Segment Start: Provided records
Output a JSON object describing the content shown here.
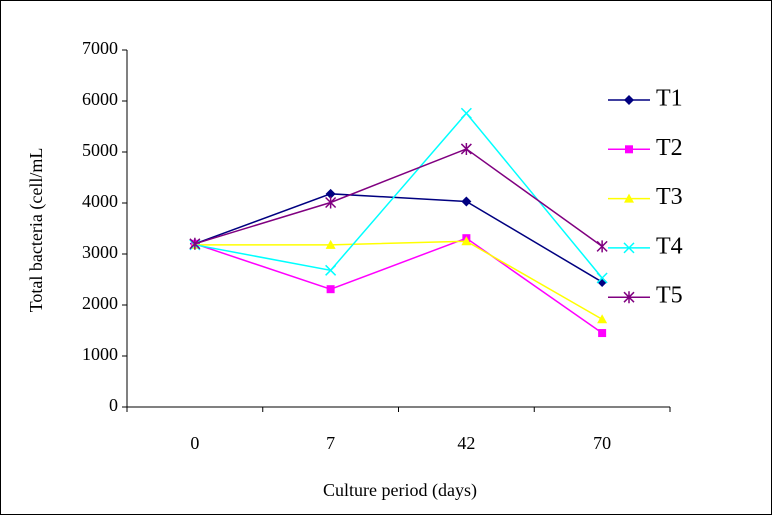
{
  "chart_data": {
    "type": "line",
    "x_label": "Culture period (days)",
    "y_label": "Total bacteria (cell/mL",
    "categories": [
      "0",
      "7",
      "42",
      "70"
    ],
    "series": [
      {
        "name": "T1",
        "color": "#000080",
        "marker": "diamond",
        "values": [
          3200,
          4180,
          4030,
          2450
        ]
      },
      {
        "name": "T2",
        "color": "#ff00ff",
        "marker": "square",
        "values": [
          3200,
          2310,
          3310,
          1450
        ]
      },
      {
        "name": "T3",
        "color": "#ffff00",
        "marker": "triangle",
        "values": [
          3180,
          3180,
          3250,
          1720
        ]
      },
      {
        "name": "T4",
        "color": "#00ffff",
        "marker": "x",
        "values": [
          3180,
          2680,
          5760,
          2530
        ]
      },
      {
        "name": "T5",
        "color": "#800080",
        "marker": "star",
        "values": [
          3200,
          4010,
          5060,
          3150
        ]
      }
    ],
    "ylim": [
      0,
      7000
    ],
    "yticks": [
      0,
      1000,
      2000,
      3000,
      4000,
      5000,
      6000,
      7000
    ],
    "grid": false,
    "legend": "right"
  }
}
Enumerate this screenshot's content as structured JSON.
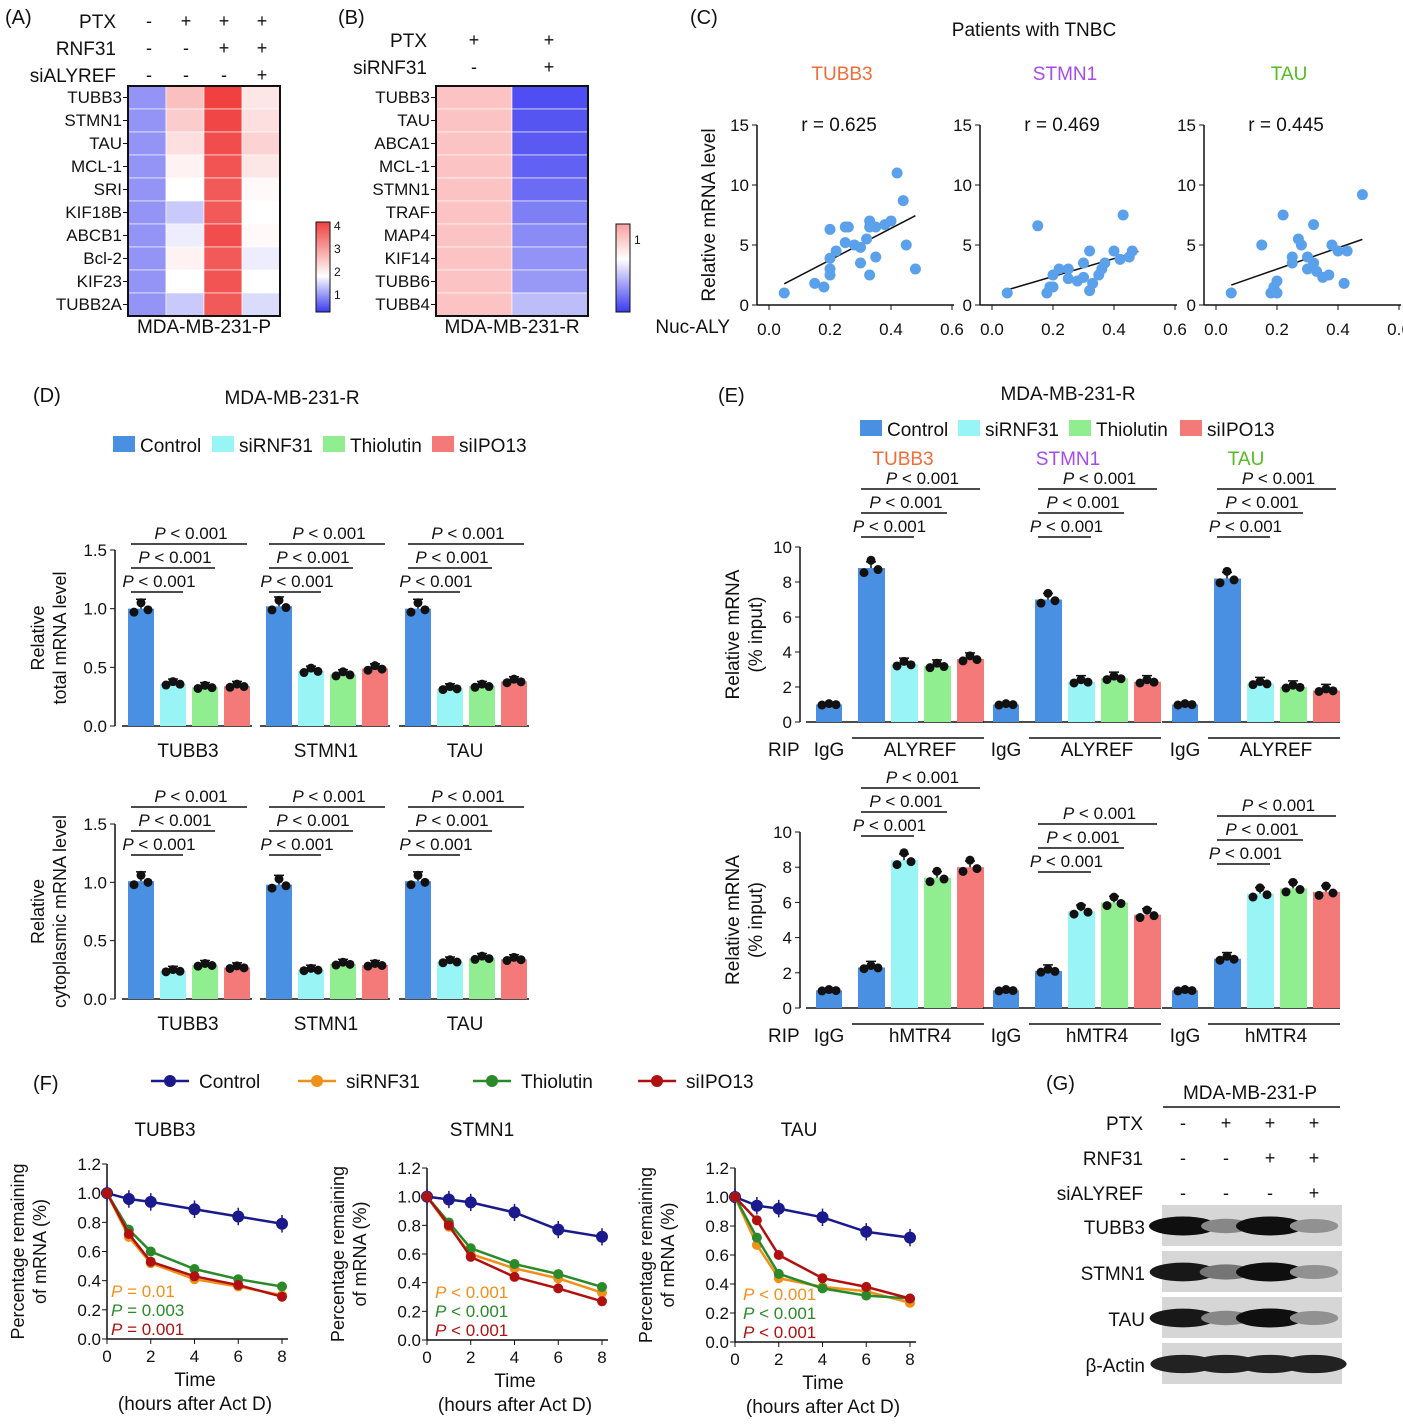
{
  "panels": {
    "A": {
      "letter": "(A)",
      "rows": [
        "PTX",
        "RNF31",
        "siALYREF"
      ],
      "signs": [
        [
          "-",
          "+",
          "+",
          "+"
        ],
        [
          "-",
          "-",
          "+",
          "+"
        ],
        [
          "-",
          "-",
          "-",
          "+"
        ]
      ],
      "genes": [
        "TUBB3",
        "STMN1",
        "TAU",
        "MCL-1",
        "SRI",
        "KIF18B",
        "ABCB1",
        "Bcl-2",
        "KIF23",
        "TUBB2A"
      ],
      "xlabel": "MDA-MB-231-P",
      "values": [
        [
          1,
          2.6,
          4.6,
          2.0
        ],
        [
          1,
          2.4,
          4.5,
          2.1
        ],
        [
          1,
          2.1,
          4.4,
          2.3
        ],
        [
          1,
          1.8,
          4.3,
          2.0
        ],
        [
          1,
          1.6,
          4.2,
          1.7
        ],
        [
          1,
          1.3,
          4.2,
          1.6
        ],
        [
          1,
          1.5,
          4.4,
          1.7
        ],
        [
          1,
          1.8,
          4.2,
          1.5
        ],
        [
          1,
          1.6,
          4.3,
          1.6
        ],
        [
          1,
          1.3,
          4.2,
          1.4
        ]
      ],
      "scale_ticks": [
        "4",
        "3",
        "2",
        "1"
      ]
    },
    "B": {
      "letter": "(B)",
      "rows": [
        "PTX",
        "siRNF31"
      ],
      "signs": [
        [
          "+",
          "+"
        ],
        [
          "-",
          "+"
        ]
      ],
      "genes": [
        "TUBB3",
        "TAU",
        "ABCA1",
        "MCL-1",
        "STMN1",
        "TRAF",
        "MAP4",
        "KIF14",
        "TUBB6",
        "TUBB4"
      ],
      "xlabel": "MDA-MB-231-R",
      "values": [
        [
          1,
          0.3
        ],
        [
          1,
          0.33
        ],
        [
          1,
          0.35
        ],
        [
          1,
          0.38
        ],
        [
          1,
          0.42
        ],
        [
          1,
          0.5
        ],
        [
          1,
          0.55
        ],
        [
          1,
          0.58
        ],
        [
          1,
          0.6
        ],
        [
          1,
          0.75
        ]
      ],
      "scale_ticks": [
        "1"
      ]
    },
    "C": {
      "letter": "(C)",
      "title": "Patients with TNBC",
      "genes": [
        "TUBB3",
        "STMN1",
        "TAU"
      ],
      "gene_colors": [
        "#f26b3a",
        "#a64bf0",
        "#55bb22"
      ],
      "r_labels": [
        "r = 0.625",
        "r = 0.469",
        "r = 0.445"
      ],
      "ylabel": "Relative mRNA level",
      "xlabel": "Nuc-ALY",
      "xticks": [
        "0.0",
        "0.2",
        "0.4",
        "0.6"
      ],
      "yticks": [
        "0",
        "5",
        "10",
        "15"
      ]
    },
    "D": {
      "letter": "(D)",
      "title": "MDA-MB-231-R",
      "legend": [
        "Control",
        "siRNF31",
        "Thiolutin",
        "siIPO13"
      ],
      "ylabel_top": [
        "Relative",
        "total mRNA level"
      ],
      "ylabel_bottom": [
        "Relative",
        "cytoplasmic mRNA level"
      ],
      "genes": [
        "TUBB3",
        "STMN1",
        "TAU"
      ],
      "yticks": [
        "0.0",
        "0.5",
        "1.0",
        "1.5"
      ],
      "p_labels": [
        "P < 0.001",
        "P < 0.001",
        "P < 0.001"
      ]
    },
    "E": {
      "letter": "(E)",
      "title": "MDA-MB-231-R",
      "legend": [
        "Control",
        "siRNF31",
        "Thiolutin",
        "siIPO13"
      ],
      "genes": [
        "TUBB3",
        "STMN1",
        "TAU"
      ],
      "ylabel": [
        "Relative mRNA",
        "(% input)"
      ],
      "yticks": [
        "0",
        "2",
        "4",
        "6",
        "8",
        "10"
      ],
      "rip": "RIP",
      "igg": "IgG",
      "target_top": "ALYREF",
      "target_bottom": "hMTR4",
      "p_labels": [
        "P < 0.001",
        "P < 0.001",
        "P < 0.001"
      ]
    },
    "F": {
      "letter": "(F)",
      "legend": [
        "Control",
        "siRNF31",
        "Thiolutin",
        "siIPO13"
      ],
      "genes": [
        "TUBB3",
        "STMN1",
        "TAU"
      ],
      "ylabel": [
        "Percentage remaining",
        "of mRNA (%)"
      ],
      "xlabel": [
        "Time",
        "(hours after Act D)"
      ],
      "xticks": [
        "0",
        "2",
        "4",
        "6",
        "8"
      ],
      "yticks": [
        "0.0",
        "0.2",
        "0.4",
        "0.6",
        "0.8",
        "1.0",
        "1.2"
      ],
      "p_text": [
        [
          "P = 0.01",
          "P = 0.003",
          "P = 0.001"
        ],
        [
          "P < 0.001",
          "P < 0.001",
          "P < 0.001"
        ],
        [
          "P < 0.001",
          "P < 0.001",
          "P < 0.001"
        ]
      ]
    },
    "G": {
      "letter": "(G)",
      "title": "MDA-MB-231-P",
      "rows": [
        "PTX",
        "RNF31",
        "siALYREF"
      ],
      "signs": [
        [
          "-",
          "+",
          "+",
          "+"
        ],
        [
          "-",
          "-",
          "+",
          "+"
        ],
        [
          "-",
          "-",
          "-",
          "+"
        ]
      ],
      "blots": [
        "TUBB3",
        "STMN1",
        "TAU",
        "β-Actin"
      ],
      "intensity": [
        [
          1,
          0.35,
          1,
          0.3
        ],
        [
          0.95,
          0.45,
          1,
          0.3
        ],
        [
          0.95,
          0.35,
          1,
          0.3
        ],
        [
          0.9,
          0.9,
          0.9,
          0.9
        ]
      ]
    }
  },
  "colors": {
    "control": "#4a90e2",
    "sirnf31": "#99f5f5",
    "thiolutin": "#90ee90",
    "siipo13": "#f47a7a",
    "line_control": "#1a1a8c",
    "line_sirnf31": "#f0901a",
    "line_thiolutin": "#2a8a2a",
    "line_siipo13": "#b01010",
    "scatter": "#5aa0ea"
  },
  "chart_data": [
    {
      "type": "heatmap",
      "panel": "A",
      "categories": [
        "TUBB3",
        "STMN1",
        "TAU",
        "MCL-1",
        "SRI",
        "KIF18B",
        "ABCB1",
        "Bcl-2",
        "KIF23",
        "TUBB2A"
      ],
      "columns": 4,
      "zlim": [
        0.5,
        4.5
      ]
    },
    {
      "type": "heatmap",
      "panel": "B",
      "categories": [
        "TUBB3",
        "TAU",
        "ABCA1",
        "MCL-1",
        "STMN1",
        "TRAF",
        "MAP4",
        "KIF14",
        "TUBB6",
        "TUBB4"
      ],
      "columns": 2,
      "zlim": [
        0,
        1.2
      ]
    },
    {
      "type": "scatter",
      "panel": "C",
      "title": "TUBB3",
      "xlim": [
        0,
        0.6
      ],
      "ylim": [
        0,
        15
      ],
      "points": [
        [
          0.05,
          1
        ],
        [
          0.15,
          1.8
        ],
        [
          0.18,
          1.5
        ],
        [
          0.2,
          3.9
        ],
        [
          0.2,
          3
        ],
        [
          0.2,
          2.5
        ],
        [
          0.22,
          4.5
        ],
        [
          0.25,
          5.2
        ],
        [
          0.25,
          6.5
        ],
        [
          0.2,
          6.3
        ],
        [
          0.26,
          6.5
        ],
        [
          0.28,
          5
        ],
        [
          0.3,
          4.8
        ],
        [
          0.32,
          5.5
        ],
        [
          0.33,
          7
        ],
        [
          0.33,
          6.5
        ],
        [
          0.35,
          6.5
        ],
        [
          0.35,
          4
        ],
        [
          0.3,
          3.5
        ],
        [
          0.33,
          2.5
        ],
        [
          0.38,
          6.7
        ],
        [
          0.4,
          7
        ],
        [
          0.42,
          11
        ],
        [
          0.44,
          8.7
        ],
        [
          0.45,
          5
        ],
        [
          0.48,
          3
        ]
      ]
    },
    {
      "type": "scatter",
      "panel": "C",
      "title": "STMN1",
      "xlim": [
        0,
        0.6
      ],
      "ylim": [
        0,
        15
      ],
      "points": [
        [
          0.05,
          1
        ],
        [
          0.15,
          6.6
        ],
        [
          0.18,
          1
        ],
        [
          0.19,
          1.5
        ],
        [
          0.2,
          1.5
        ],
        [
          0.2,
          2.5
        ],
        [
          0.22,
          3
        ],
        [
          0.25,
          3
        ],
        [
          0.25,
          2.2
        ],
        [
          0.28,
          2
        ],
        [
          0.3,
          3.5
        ],
        [
          0.32,
          4.5
        ],
        [
          0.32,
          1.2
        ],
        [
          0.35,
          2.5
        ],
        [
          0.37,
          3.5
        ],
        [
          0.4,
          4.5
        ],
        [
          0.42,
          3.8
        ],
        [
          0.43,
          7.5
        ],
        [
          0.45,
          4
        ],
        [
          0.46,
          4.5
        ],
        [
          0.3,
          2.3
        ],
        [
          0.33,
          1.8
        ],
        [
          0.36,
          3
        ]
      ]
    },
    {
      "type": "scatter",
      "panel": "C",
      "title": "TAU",
      "xlim": [
        0,
        0.6
      ],
      "ylim": [
        0,
        15
      ],
      "points": [
        [
          0.05,
          1
        ],
        [
          0.15,
          5
        ],
        [
          0.18,
          1
        ],
        [
          0.19,
          1.5
        ],
        [
          0.2,
          1
        ],
        [
          0.2,
          2
        ],
        [
          0.22,
          7.5
        ],
        [
          0.25,
          4
        ],
        [
          0.25,
          3.5
        ],
        [
          0.27,
          5.5
        ],
        [
          0.28,
          5
        ],
        [
          0.3,
          4
        ],
        [
          0.32,
          6.7
        ],
        [
          0.32,
          3.5
        ],
        [
          0.33,
          2.8
        ],
        [
          0.35,
          2.3
        ],
        [
          0.37,
          2.5
        ],
        [
          0.38,
          5
        ],
        [
          0.4,
          4.5
        ],
        [
          0.42,
          1.8
        ],
        [
          0.43,
          4.5
        ],
        [
          0.48,
          9.2
        ],
        [
          0.3,
          3
        ]
      ]
    },
    {
      "type": "bar",
      "panel": "D-top",
      "categories": [
        "TUBB3",
        "STMN1",
        "TAU"
      ],
      "ylim": [
        0,
        1.5
      ],
      "series": [
        {
          "name": "Control",
          "values": [
            1.0,
            1.02,
            1.0
          ]
        },
        {
          "name": "siRNF31",
          "values": [
            0.36,
            0.47,
            0.32
          ]
        },
        {
          "name": "Thiolutin",
          "values": [
            0.33,
            0.44,
            0.34
          ]
        },
        {
          "name": "siIPO13",
          "values": [
            0.34,
            0.49,
            0.38
          ]
        }
      ]
    },
    {
      "type": "bar",
      "panel": "D-bottom",
      "categories": [
        "TUBB3",
        "STMN1",
        "TAU"
      ],
      "ylim": [
        0,
        1.5
      ],
      "series": [
        {
          "name": "Control",
          "values": [
            1.01,
            0.98,
            1.01
          ]
        },
        {
          "name": "siRNF31",
          "values": [
            0.24,
            0.25,
            0.32
          ]
        },
        {
          "name": "Thiolutin",
          "values": [
            0.29,
            0.3,
            0.35
          ]
        },
        {
          "name": "siIPO13",
          "values": [
            0.27,
            0.29,
            0.34
          ]
        }
      ]
    },
    {
      "type": "bar",
      "panel": "E-top",
      "categories": [
        "TUBB3",
        "STMN1",
        "TAU"
      ],
      "ylim": [
        0,
        10
      ],
      "igg": [
        1,
        1,
        1
      ],
      "series": [
        {
          "name": "Control",
          "values": [
            8.8,
            7.0,
            8.2
          ]
        },
        {
          "name": "siRNF31",
          "values": [
            3.3,
            2.3,
            2.2
          ]
        },
        {
          "name": "Thiolutin",
          "values": [
            3.2,
            2.5,
            2.0
          ]
        },
        {
          "name": "siIPO13",
          "values": [
            3.6,
            2.3,
            1.8
          ]
        }
      ]
    },
    {
      "type": "bar",
      "panel": "E-bottom",
      "categories": [
        "TUBB3",
        "STMN1",
        "TAU"
      ],
      "ylim": [
        0,
        10
      ],
      "igg": [
        1,
        1,
        1
      ],
      "series": [
        {
          "name": "Control",
          "values": [
            2.3,
            2.1,
            2.8
          ]
        },
        {
          "name": "siRNF31",
          "values": [
            8.4,
            5.5,
            6.5
          ]
        },
        {
          "name": "Thiolutin",
          "values": [
            7.4,
            6.0,
            6.8
          ]
        },
        {
          "name": "siIPO13",
          "values": [
            8.0,
            5.3,
            6.6
          ]
        }
      ]
    },
    {
      "type": "line",
      "panel": "F",
      "title": "TUBB3",
      "x": [
        0,
        1,
        2,
        4,
        6,
        8
      ],
      "ylim": [
        0,
        1.2
      ],
      "series": [
        {
          "name": "Control",
          "values": [
            1.0,
            0.96,
            0.94,
            0.89,
            0.84,
            0.79
          ]
        },
        {
          "name": "siRNF31",
          "values": [
            1.0,
            0.7,
            0.52,
            0.41,
            0.36,
            0.3
          ]
        },
        {
          "name": "Thiolutin",
          "values": [
            1.0,
            0.75,
            0.6,
            0.48,
            0.41,
            0.36
          ]
        },
        {
          "name": "siIPO13",
          "values": [
            1.0,
            0.72,
            0.53,
            0.43,
            0.37,
            0.29
          ]
        }
      ]
    },
    {
      "type": "line",
      "panel": "F",
      "title": "STMN1",
      "x": [
        0,
        1,
        2,
        4,
        6,
        8
      ],
      "ylim": [
        0,
        1.2
      ],
      "series": [
        {
          "name": "Control",
          "values": [
            1.0,
            0.98,
            0.96,
            0.89,
            0.77,
            0.72
          ]
        },
        {
          "name": "siRNF31",
          "values": [
            1.0,
            0.79,
            0.6,
            0.5,
            0.43,
            0.33
          ]
        },
        {
          "name": "Thiolutin",
          "values": [
            1.0,
            0.82,
            0.64,
            0.53,
            0.46,
            0.37
          ]
        },
        {
          "name": "siIPO13",
          "values": [
            1.0,
            0.8,
            0.58,
            0.44,
            0.36,
            0.27
          ]
        }
      ]
    },
    {
      "type": "line",
      "panel": "F",
      "title": "TAU",
      "x": [
        0,
        1,
        2,
        4,
        6,
        8
      ],
      "ylim": [
        0,
        1.2
      ],
      "series": [
        {
          "name": "Control",
          "values": [
            1.0,
            0.94,
            0.92,
            0.86,
            0.76,
            0.72
          ]
        },
        {
          "name": "siRNF31",
          "values": [
            1.0,
            0.67,
            0.44,
            0.38,
            0.35,
            0.27
          ]
        },
        {
          "name": "Thiolutin",
          "values": [
            1.0,
            0.72,
            0.47,
            0.37,
            0.32,
            0.3
          ]
        },
        {
          "name": "siIPO13",
          "values": [
            1.0,
            0.84,
            0.6,
            0.44,
            0.38,
            0.3
          ]
        }
      ]
    }
  ]
}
Segment End: Provided records
• Task description
Locate all lines in the listing above with the word "xlabel" and copy them.

• Solution for this task
      "xlabel": "MDA-MB-231-P",
      "xlabel": "MDA-MB-231-R",
      "xlabel": "Nuc-ALY",
      "xlabel": [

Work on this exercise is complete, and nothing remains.